» **Stored entries**:
[Start]

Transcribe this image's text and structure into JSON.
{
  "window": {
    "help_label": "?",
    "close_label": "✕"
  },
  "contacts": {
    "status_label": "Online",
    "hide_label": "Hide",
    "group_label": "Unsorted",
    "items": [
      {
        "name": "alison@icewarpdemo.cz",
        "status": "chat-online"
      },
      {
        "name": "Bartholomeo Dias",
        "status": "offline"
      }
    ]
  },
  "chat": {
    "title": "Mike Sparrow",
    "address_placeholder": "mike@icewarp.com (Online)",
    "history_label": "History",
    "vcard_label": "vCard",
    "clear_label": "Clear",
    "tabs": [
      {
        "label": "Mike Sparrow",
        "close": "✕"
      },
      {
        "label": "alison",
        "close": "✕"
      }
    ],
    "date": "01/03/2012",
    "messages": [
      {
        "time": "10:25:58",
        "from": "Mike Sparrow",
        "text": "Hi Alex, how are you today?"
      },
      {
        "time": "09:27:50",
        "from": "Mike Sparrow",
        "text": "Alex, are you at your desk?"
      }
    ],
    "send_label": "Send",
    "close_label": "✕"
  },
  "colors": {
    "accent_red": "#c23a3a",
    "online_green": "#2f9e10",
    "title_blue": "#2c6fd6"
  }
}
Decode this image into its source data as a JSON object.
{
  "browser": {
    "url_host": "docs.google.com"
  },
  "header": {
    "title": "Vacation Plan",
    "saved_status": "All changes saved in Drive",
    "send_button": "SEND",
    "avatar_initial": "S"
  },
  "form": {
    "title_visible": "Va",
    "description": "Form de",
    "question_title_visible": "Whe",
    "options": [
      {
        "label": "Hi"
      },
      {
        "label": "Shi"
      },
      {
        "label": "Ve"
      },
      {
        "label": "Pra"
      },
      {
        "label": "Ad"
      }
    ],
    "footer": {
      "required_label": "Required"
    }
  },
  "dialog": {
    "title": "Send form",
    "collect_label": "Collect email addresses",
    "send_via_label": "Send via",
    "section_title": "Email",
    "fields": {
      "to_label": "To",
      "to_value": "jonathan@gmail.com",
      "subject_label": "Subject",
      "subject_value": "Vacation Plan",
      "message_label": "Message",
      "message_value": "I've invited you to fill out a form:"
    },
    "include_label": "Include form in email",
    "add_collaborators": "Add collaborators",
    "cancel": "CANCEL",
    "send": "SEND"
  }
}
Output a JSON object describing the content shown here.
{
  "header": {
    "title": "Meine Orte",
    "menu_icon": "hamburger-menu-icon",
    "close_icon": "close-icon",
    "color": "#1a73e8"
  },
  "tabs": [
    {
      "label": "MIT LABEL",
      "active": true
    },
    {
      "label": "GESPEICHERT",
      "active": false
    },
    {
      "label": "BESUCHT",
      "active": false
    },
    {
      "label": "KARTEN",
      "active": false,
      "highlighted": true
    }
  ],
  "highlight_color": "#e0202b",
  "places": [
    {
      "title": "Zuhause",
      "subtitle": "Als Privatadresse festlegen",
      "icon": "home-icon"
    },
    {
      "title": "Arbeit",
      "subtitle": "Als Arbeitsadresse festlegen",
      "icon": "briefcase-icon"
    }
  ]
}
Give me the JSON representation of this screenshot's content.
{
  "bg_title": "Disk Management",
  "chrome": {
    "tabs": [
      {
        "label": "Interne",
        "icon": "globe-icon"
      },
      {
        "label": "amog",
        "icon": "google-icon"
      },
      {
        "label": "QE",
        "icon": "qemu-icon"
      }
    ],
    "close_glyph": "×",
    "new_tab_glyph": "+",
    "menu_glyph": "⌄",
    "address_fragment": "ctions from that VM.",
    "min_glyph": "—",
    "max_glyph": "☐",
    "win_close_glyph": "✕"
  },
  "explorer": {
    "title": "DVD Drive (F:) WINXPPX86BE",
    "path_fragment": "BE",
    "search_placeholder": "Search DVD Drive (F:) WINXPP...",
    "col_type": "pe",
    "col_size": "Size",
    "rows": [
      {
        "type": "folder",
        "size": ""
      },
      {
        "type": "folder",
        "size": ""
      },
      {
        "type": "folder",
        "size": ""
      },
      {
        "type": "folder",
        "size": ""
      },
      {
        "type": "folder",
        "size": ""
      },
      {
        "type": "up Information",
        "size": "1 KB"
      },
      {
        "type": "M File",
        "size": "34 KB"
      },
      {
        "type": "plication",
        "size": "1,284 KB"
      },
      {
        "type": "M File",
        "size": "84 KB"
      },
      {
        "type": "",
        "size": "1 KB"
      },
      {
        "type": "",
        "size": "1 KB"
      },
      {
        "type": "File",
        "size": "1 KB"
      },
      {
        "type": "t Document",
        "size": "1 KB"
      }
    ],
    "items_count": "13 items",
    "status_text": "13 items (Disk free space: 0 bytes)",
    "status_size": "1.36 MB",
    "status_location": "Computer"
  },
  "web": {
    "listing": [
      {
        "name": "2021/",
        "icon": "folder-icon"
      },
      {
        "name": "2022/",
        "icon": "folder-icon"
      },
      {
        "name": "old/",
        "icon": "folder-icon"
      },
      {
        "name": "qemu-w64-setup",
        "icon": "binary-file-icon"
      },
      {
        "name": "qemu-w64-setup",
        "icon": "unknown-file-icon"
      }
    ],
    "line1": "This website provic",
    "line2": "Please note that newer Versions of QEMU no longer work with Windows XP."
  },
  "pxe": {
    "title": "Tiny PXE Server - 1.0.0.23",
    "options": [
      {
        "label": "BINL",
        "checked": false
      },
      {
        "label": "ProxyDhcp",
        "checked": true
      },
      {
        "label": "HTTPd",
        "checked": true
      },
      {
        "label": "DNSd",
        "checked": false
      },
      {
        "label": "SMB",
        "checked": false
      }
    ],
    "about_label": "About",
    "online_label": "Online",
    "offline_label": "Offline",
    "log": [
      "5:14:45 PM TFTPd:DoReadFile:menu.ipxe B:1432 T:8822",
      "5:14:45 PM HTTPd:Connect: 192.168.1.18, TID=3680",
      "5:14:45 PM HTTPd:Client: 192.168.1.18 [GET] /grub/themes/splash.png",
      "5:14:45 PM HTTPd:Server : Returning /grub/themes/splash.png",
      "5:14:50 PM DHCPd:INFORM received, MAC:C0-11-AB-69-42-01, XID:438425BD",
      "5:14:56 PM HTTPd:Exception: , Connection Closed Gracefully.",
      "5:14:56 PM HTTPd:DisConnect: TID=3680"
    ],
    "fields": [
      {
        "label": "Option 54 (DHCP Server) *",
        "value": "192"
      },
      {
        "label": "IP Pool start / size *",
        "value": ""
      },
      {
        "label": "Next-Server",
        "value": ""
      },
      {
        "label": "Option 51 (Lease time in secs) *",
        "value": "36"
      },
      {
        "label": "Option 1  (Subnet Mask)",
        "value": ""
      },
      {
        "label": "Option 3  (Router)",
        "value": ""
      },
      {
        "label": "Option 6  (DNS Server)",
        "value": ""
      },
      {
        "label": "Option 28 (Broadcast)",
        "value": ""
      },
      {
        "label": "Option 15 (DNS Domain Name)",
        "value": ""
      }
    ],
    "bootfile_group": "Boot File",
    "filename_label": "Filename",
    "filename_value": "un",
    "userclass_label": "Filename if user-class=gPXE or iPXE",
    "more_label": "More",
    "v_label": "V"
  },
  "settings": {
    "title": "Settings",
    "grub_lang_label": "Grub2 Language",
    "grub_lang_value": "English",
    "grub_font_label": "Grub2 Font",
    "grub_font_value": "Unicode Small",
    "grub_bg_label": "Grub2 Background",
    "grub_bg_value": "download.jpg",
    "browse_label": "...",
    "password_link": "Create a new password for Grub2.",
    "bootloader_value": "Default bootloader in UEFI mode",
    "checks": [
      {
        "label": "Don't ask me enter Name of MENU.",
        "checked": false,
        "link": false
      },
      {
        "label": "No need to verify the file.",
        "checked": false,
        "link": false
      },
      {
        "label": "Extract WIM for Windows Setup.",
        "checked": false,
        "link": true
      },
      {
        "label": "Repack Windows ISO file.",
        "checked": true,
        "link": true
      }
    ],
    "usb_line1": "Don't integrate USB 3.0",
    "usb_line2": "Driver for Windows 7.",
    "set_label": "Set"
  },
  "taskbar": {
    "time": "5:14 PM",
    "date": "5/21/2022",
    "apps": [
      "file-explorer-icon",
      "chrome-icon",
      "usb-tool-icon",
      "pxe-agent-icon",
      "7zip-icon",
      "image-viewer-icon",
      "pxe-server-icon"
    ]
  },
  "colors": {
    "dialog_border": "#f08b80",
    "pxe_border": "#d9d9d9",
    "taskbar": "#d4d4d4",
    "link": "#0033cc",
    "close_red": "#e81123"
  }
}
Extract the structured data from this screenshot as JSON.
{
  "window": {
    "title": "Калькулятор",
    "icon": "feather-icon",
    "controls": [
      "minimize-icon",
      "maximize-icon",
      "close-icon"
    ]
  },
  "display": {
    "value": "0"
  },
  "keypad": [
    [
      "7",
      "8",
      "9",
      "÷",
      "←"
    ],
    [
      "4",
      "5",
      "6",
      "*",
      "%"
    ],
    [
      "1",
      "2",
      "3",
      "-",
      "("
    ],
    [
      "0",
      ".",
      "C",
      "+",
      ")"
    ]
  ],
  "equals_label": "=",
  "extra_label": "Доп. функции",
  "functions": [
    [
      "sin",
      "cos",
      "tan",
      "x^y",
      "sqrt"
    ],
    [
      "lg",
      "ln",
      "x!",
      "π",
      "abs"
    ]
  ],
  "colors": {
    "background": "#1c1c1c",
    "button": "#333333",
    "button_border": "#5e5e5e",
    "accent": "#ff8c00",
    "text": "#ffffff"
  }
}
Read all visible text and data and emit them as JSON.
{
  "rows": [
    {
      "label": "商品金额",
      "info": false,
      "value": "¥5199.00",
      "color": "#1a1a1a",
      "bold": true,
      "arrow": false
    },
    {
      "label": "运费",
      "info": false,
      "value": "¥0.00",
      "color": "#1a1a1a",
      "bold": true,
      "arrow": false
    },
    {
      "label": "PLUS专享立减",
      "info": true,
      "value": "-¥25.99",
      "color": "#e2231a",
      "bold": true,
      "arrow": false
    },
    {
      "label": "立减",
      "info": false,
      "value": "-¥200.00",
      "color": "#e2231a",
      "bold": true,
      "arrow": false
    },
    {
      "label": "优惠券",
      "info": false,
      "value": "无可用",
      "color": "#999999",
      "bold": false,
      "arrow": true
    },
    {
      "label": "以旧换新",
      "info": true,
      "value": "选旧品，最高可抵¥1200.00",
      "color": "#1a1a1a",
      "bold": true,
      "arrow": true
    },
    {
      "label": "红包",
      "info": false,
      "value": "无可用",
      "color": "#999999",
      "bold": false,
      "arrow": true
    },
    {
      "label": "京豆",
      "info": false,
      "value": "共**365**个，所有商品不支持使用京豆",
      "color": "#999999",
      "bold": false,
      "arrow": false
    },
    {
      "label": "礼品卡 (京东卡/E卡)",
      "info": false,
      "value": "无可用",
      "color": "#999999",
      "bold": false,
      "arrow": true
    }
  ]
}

[End]

» **WHAT YOU NEED TO DO**: Pick out the lines that have the word "Disk". Copy them all.

» **CORRECT OUTPUT**:
  "bg_title": "Disk Management",
    "status_text": "13 items (Disk free space: 0 bytes)",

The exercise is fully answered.